■ **Work required**:
Collect all lines below with the string "Wire".

_ _ _ _ _ _ _

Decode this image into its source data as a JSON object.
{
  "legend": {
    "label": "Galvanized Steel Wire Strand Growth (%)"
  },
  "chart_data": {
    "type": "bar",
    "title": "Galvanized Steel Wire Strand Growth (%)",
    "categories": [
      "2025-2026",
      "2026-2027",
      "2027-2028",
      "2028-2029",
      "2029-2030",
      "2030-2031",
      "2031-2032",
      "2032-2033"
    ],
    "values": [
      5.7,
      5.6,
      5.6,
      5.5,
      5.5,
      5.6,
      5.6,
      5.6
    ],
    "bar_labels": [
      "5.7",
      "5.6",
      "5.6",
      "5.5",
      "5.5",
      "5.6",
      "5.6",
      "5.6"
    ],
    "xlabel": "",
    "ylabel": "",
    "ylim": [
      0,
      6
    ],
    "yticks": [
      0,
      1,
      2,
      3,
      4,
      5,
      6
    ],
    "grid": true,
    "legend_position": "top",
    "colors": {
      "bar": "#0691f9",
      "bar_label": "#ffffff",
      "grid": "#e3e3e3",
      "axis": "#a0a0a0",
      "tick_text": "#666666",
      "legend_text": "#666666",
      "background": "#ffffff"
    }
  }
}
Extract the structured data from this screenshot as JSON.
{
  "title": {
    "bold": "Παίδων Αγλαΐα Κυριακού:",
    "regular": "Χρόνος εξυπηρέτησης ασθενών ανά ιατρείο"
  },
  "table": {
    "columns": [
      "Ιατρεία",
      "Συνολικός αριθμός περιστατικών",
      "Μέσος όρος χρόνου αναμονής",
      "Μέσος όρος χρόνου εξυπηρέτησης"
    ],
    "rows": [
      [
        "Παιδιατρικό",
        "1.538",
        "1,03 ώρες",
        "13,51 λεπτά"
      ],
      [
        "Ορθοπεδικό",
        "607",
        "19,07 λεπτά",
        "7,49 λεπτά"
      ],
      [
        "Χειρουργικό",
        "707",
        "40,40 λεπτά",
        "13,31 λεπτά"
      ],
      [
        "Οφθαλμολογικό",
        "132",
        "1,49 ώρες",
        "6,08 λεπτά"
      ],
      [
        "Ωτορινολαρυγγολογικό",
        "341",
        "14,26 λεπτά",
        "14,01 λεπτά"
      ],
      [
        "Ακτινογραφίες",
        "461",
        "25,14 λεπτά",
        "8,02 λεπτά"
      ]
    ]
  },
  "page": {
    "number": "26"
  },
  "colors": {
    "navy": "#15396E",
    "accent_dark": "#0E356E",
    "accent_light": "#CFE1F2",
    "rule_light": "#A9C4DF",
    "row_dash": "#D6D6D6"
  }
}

_ _ _ _ _ _ _

■ **Worked solution**:
    "label": "Galvanized Steel Wire Strand Growth (%)"
    "title": "Galvanized Steel Wire Strand Growth (%)",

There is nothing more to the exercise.